* INFORMATION SUPPLIED
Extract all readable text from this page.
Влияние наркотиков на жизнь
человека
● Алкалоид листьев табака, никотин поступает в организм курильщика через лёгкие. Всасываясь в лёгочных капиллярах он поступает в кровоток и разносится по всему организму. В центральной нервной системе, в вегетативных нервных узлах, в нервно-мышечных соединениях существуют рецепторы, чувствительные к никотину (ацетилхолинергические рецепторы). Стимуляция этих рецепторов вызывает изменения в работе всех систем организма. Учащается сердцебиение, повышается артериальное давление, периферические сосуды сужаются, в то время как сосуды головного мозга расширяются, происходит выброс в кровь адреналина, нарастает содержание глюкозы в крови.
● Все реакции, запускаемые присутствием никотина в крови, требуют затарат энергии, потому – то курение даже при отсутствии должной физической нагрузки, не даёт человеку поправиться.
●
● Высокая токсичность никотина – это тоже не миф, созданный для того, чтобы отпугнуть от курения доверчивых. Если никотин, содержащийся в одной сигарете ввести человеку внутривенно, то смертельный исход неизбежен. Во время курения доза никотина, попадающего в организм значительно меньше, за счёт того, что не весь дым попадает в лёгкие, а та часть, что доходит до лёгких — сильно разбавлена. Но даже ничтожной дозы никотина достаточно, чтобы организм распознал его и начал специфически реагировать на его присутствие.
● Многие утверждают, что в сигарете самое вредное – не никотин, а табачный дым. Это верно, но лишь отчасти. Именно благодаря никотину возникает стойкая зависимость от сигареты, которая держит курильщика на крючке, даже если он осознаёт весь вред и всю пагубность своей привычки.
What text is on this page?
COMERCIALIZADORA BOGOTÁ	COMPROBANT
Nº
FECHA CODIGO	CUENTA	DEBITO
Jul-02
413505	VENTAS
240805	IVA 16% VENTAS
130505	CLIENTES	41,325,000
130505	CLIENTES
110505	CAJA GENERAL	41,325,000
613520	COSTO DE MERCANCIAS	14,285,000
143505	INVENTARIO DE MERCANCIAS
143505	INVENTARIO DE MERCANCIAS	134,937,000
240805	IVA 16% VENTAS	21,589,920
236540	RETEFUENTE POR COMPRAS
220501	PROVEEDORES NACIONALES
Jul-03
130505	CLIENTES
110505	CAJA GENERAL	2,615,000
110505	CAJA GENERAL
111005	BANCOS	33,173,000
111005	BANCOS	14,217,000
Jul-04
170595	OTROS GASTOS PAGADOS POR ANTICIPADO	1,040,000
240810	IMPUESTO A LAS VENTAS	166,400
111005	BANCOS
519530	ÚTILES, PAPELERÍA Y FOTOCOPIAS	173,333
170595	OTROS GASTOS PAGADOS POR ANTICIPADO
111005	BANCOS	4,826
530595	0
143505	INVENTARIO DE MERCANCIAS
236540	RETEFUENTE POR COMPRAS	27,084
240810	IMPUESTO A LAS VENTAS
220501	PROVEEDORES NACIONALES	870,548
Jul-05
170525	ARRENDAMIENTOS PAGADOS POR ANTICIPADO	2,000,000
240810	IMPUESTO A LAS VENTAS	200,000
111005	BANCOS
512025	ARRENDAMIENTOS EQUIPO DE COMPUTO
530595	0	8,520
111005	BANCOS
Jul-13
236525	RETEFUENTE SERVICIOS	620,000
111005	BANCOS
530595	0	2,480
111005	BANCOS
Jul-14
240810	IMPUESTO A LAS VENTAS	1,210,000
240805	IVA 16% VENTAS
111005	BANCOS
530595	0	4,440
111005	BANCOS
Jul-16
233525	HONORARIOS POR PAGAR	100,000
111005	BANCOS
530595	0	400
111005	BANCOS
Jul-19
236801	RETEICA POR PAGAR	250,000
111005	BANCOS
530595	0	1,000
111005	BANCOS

* GOAL OF THE EXERCISE
Read through the data and copy every line where "GENERAL" shows up.

* RESPONSE TO THIS TASK
110505	CAJA GENERAL	41,325,000
110505	CAJA GENERAL	2,615,000
110505	CAJA GENERAL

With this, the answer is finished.